Determine how many lines of the data below contain "from", then give only that number.

[Dataset items]
┌────────
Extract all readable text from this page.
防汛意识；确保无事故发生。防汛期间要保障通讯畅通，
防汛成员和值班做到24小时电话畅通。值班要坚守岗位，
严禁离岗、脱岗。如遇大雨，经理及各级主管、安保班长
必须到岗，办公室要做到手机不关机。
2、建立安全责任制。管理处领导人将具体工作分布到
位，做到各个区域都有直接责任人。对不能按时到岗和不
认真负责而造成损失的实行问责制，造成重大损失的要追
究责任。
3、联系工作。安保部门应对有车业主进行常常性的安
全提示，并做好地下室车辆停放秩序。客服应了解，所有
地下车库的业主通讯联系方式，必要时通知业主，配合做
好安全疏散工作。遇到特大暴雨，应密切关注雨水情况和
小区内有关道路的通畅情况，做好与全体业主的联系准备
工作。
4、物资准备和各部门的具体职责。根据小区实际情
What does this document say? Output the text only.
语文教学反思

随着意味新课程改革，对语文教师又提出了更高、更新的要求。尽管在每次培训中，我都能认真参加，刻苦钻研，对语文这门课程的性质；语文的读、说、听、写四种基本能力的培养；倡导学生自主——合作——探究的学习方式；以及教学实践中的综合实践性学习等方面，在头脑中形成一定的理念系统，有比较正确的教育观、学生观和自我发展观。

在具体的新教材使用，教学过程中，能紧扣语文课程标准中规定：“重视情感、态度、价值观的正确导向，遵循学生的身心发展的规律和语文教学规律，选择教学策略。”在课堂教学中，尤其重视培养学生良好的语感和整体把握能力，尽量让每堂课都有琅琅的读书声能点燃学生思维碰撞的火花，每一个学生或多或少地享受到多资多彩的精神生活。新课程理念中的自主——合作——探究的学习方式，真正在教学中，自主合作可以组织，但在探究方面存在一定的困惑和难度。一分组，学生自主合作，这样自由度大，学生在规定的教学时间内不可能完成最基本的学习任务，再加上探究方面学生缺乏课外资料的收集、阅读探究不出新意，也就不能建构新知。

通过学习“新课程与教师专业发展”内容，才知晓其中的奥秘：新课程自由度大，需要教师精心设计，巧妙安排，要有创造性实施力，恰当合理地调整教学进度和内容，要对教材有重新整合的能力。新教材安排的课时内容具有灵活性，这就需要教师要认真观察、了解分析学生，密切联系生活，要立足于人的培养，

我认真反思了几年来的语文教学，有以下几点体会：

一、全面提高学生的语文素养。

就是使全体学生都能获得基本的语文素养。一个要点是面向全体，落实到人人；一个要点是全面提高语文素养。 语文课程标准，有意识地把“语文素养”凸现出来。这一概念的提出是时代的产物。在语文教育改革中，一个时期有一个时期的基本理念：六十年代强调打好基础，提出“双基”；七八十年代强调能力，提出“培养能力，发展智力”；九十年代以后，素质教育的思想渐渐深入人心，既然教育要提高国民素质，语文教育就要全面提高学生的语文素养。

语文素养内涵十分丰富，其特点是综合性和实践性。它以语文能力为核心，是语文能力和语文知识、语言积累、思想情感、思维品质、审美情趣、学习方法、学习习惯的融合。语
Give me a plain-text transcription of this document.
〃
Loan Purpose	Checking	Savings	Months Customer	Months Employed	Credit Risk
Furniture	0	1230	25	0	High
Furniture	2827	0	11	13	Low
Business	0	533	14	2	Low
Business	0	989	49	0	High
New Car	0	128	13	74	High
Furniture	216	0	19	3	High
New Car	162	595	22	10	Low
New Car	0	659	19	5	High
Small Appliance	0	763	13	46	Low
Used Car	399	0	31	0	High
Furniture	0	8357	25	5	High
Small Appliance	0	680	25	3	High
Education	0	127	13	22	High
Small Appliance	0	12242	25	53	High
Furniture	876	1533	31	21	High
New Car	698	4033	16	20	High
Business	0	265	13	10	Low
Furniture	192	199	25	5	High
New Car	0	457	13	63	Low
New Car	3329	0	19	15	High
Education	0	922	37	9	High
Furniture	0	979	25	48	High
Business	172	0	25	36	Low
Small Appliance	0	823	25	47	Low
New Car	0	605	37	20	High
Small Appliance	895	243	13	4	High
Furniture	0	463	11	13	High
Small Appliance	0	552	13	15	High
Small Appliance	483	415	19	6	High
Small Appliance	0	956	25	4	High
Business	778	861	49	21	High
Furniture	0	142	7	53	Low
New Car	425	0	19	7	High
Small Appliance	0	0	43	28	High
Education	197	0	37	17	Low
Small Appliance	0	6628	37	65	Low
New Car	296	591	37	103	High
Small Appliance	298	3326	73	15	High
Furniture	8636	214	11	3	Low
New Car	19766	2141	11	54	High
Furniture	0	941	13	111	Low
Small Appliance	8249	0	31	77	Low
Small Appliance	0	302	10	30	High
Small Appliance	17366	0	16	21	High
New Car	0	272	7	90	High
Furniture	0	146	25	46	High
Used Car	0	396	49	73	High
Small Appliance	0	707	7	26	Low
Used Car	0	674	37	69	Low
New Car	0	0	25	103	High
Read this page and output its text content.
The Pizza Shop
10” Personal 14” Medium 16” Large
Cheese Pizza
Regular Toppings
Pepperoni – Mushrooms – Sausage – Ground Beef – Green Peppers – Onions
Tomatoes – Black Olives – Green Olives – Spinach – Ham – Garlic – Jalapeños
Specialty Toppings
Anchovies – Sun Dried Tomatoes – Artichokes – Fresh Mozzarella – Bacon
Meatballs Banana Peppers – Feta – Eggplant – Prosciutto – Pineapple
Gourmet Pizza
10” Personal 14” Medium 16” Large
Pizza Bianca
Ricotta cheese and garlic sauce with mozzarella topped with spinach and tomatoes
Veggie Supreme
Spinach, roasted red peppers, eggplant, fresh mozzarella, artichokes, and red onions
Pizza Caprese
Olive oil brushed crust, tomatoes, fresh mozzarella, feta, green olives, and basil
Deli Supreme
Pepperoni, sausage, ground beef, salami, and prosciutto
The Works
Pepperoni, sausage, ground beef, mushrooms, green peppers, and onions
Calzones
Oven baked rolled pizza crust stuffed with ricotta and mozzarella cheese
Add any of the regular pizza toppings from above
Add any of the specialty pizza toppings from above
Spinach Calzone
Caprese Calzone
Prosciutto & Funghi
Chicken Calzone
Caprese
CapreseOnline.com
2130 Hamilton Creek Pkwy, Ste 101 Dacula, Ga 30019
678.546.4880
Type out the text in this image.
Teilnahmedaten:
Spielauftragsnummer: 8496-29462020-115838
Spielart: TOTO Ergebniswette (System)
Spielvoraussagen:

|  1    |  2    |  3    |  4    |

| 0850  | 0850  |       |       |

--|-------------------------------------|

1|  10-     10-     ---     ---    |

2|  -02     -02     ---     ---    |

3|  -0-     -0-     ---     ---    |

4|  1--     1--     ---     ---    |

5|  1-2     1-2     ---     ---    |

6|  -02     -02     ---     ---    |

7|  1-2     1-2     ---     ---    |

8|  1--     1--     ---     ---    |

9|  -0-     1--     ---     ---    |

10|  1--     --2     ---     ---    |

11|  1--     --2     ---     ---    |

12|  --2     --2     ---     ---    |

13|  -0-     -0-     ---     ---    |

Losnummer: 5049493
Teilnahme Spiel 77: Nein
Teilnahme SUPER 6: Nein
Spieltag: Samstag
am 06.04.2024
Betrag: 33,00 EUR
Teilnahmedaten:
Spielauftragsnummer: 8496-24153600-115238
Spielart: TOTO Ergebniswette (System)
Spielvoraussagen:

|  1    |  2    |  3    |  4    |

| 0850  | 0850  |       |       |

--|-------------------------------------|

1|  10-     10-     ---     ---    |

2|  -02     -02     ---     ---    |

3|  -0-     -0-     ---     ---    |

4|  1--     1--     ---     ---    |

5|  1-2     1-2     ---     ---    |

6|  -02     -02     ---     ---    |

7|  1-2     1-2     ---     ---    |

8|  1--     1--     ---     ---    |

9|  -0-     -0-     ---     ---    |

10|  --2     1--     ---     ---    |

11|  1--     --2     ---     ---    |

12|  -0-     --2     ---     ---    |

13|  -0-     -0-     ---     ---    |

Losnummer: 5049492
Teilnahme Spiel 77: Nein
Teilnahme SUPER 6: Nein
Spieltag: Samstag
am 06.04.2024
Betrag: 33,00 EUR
└────────
▸ ANSWER TO THIS TASK:
3